(OBJECTIVE) Identify all lines in the listing that include the word "Hours", and copy them out.

(RECORDS FOR THE EXERCISE)
☆ ☆ ☆ ☆ ☆ ☆ ☆

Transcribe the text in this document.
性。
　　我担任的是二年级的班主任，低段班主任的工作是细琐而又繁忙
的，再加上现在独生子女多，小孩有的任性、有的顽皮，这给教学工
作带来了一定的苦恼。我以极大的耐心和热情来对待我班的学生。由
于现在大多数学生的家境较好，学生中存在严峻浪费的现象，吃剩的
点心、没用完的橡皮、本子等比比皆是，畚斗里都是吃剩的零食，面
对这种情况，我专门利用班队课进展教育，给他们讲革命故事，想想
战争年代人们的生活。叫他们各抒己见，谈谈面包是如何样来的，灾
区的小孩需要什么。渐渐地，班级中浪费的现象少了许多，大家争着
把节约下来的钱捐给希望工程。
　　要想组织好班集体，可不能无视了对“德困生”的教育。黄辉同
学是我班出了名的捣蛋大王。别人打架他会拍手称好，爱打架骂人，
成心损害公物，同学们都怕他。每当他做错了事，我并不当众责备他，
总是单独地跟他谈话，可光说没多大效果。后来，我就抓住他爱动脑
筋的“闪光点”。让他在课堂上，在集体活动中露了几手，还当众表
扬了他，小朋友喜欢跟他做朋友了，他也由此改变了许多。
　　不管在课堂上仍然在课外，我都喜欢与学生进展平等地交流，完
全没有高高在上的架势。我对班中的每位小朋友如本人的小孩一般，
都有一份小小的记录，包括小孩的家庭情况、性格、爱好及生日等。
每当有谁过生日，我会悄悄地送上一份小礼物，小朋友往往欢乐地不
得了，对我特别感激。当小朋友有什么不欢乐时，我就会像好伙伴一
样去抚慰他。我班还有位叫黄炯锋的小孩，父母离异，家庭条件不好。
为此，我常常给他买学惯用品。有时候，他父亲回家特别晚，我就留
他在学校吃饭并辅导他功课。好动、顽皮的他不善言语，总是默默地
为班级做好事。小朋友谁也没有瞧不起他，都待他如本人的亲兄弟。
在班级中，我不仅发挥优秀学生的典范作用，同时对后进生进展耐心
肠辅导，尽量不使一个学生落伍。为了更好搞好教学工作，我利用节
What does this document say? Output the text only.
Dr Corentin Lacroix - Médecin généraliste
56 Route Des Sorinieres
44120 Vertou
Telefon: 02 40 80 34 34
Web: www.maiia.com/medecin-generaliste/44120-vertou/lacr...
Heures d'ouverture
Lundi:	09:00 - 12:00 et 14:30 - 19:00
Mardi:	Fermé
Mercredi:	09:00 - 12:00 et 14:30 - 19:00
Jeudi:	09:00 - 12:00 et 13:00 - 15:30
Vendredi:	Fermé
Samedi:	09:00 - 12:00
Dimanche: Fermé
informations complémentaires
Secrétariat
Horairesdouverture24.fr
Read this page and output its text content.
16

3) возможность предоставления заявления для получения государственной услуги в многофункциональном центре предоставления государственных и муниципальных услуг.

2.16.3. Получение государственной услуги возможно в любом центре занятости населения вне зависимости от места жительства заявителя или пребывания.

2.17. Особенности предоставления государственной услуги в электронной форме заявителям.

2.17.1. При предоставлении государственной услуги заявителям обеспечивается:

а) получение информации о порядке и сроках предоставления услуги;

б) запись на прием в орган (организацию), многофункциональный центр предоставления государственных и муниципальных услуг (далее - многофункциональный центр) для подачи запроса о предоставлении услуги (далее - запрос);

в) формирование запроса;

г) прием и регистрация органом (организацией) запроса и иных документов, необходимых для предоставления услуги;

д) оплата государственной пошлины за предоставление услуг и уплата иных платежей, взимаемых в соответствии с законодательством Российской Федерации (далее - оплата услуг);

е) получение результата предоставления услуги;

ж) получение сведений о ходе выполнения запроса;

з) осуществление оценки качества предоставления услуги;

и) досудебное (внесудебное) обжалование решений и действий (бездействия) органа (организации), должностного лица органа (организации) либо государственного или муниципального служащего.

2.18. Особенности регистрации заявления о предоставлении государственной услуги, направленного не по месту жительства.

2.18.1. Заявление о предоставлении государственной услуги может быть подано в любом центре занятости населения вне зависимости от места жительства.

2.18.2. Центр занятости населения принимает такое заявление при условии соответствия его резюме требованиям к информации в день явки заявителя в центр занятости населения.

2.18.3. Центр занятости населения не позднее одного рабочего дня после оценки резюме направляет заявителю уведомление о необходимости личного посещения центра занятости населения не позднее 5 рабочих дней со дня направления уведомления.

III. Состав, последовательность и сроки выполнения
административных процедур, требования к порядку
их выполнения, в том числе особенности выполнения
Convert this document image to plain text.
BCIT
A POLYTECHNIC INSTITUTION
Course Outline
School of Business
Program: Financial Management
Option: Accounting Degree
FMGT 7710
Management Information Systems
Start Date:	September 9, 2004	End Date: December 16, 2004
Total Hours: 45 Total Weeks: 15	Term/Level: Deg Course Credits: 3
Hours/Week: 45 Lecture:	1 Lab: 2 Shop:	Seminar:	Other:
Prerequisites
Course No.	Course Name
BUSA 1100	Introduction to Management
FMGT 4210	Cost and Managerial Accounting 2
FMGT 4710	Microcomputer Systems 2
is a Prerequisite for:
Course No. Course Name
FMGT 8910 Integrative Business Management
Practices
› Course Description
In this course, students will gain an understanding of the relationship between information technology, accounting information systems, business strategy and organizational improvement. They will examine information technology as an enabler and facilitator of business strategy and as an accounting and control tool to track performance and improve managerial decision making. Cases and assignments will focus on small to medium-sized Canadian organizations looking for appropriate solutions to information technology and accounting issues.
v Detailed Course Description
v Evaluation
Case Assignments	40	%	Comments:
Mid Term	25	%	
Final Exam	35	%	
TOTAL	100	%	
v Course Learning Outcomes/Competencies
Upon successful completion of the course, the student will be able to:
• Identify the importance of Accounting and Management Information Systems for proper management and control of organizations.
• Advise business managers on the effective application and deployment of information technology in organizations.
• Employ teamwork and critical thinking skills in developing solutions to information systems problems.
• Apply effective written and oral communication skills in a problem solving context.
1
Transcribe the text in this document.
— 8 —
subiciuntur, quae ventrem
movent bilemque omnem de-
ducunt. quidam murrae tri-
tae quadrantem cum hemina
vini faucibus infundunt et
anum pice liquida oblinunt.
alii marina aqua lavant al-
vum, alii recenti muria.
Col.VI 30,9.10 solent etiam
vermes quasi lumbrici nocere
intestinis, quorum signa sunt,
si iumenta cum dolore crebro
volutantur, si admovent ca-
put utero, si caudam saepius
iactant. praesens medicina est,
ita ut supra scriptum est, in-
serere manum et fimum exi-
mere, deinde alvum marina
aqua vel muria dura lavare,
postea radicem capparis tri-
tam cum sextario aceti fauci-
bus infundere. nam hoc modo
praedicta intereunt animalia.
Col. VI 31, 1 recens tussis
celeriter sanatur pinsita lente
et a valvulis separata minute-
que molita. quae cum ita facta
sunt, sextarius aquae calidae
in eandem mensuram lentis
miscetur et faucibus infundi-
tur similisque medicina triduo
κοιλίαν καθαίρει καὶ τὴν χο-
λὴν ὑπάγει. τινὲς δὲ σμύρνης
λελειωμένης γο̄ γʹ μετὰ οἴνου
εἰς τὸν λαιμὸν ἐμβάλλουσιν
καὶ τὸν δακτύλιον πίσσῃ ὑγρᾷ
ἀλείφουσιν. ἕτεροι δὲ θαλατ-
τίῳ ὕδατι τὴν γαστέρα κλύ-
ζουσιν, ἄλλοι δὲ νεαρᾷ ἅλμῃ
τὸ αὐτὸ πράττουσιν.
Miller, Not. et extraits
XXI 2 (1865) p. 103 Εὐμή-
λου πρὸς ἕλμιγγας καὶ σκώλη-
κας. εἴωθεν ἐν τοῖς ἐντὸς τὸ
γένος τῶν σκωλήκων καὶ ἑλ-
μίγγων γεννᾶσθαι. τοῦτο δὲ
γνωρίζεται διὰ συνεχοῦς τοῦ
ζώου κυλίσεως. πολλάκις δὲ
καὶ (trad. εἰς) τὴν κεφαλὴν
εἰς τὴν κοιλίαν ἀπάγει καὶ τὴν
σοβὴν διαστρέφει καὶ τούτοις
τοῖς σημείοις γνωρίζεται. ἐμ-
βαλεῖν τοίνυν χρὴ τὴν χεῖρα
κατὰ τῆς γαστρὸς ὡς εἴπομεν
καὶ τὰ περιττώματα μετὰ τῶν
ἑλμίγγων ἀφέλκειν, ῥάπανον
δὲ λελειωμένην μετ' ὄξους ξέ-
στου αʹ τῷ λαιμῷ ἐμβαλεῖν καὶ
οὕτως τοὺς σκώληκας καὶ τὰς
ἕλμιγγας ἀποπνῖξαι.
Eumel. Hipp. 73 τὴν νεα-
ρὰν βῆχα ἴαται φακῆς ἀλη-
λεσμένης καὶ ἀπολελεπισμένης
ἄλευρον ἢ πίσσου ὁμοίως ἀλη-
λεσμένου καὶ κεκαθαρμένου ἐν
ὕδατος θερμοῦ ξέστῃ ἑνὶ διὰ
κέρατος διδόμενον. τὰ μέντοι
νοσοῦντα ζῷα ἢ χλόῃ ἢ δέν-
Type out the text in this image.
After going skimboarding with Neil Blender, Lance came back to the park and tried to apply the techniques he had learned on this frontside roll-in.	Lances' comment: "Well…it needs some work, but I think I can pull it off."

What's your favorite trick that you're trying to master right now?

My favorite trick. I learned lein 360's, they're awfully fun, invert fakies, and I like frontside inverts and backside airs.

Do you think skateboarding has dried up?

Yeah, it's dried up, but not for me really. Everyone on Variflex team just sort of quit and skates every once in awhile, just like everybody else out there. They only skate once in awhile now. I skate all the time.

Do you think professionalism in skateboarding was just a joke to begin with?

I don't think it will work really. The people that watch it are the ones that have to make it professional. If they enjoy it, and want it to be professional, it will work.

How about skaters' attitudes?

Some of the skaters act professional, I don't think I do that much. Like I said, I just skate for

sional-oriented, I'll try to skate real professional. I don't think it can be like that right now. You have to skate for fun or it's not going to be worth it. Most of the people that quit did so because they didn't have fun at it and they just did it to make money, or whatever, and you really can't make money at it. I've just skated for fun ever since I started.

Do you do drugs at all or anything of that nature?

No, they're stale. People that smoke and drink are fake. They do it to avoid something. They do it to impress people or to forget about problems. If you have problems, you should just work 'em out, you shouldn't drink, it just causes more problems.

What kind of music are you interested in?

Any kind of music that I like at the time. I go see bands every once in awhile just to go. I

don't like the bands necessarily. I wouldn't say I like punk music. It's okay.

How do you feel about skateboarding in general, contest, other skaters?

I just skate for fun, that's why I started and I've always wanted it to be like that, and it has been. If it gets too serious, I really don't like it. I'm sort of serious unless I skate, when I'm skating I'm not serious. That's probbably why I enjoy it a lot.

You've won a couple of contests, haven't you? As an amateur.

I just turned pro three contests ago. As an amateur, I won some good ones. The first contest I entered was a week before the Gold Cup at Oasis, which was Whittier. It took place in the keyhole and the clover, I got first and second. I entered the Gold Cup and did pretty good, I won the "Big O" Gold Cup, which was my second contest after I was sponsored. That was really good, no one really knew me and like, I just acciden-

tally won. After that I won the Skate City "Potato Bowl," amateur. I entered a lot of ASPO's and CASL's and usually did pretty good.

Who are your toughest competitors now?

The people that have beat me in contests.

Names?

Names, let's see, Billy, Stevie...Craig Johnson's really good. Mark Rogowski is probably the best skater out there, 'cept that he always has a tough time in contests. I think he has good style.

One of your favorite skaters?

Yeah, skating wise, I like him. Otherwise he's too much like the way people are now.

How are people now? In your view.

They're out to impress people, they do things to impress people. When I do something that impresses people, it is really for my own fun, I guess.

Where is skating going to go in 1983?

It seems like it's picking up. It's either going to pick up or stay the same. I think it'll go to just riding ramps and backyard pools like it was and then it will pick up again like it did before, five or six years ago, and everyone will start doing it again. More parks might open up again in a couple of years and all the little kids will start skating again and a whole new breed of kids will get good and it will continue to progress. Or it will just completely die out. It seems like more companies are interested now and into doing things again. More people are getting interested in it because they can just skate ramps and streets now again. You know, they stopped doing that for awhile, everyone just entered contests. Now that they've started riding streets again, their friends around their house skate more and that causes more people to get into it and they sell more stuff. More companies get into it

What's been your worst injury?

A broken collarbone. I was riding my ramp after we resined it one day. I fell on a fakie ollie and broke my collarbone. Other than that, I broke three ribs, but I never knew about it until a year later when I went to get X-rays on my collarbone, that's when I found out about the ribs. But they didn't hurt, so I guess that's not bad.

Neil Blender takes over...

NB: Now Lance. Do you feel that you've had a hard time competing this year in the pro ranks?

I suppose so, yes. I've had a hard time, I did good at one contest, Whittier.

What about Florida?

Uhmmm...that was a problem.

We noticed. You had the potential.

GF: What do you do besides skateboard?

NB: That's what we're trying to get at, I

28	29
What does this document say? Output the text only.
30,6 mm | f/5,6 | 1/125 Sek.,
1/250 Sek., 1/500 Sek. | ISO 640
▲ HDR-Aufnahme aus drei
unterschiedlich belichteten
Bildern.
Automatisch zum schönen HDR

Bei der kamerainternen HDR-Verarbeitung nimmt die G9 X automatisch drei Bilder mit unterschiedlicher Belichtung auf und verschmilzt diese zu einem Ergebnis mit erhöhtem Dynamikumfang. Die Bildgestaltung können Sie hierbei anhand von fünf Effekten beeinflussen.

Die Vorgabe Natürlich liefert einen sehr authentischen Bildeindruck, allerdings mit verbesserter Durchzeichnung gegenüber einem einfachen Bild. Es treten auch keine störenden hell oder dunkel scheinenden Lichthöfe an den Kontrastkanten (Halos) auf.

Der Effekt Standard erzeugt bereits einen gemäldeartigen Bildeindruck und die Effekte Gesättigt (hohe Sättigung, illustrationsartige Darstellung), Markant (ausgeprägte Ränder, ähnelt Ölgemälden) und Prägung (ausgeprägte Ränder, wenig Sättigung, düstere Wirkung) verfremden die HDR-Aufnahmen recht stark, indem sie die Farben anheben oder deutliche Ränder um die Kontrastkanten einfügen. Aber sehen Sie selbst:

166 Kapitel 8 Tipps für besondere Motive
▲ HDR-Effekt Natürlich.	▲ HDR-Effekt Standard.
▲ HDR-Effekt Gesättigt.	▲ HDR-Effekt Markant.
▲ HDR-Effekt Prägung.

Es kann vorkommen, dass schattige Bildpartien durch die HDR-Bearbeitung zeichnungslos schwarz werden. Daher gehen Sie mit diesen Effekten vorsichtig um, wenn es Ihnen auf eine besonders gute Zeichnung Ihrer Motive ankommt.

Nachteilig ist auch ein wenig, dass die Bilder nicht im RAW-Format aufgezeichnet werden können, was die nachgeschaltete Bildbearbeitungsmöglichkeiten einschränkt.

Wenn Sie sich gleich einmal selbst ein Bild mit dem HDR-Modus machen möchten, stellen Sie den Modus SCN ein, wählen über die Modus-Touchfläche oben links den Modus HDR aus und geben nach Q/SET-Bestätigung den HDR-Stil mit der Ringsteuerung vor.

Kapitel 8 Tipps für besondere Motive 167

☆ ☆ ☆ ☆ ☆ ☆ ☆

(WRITTEN RESPONSE)
Total Hours: 45 Total Weeks: 15	Term/Level: Deg Course Credits: 3
Hours/Week: 45 Lecture:	1 Lab: 2 Shop:	Seminar:	Other:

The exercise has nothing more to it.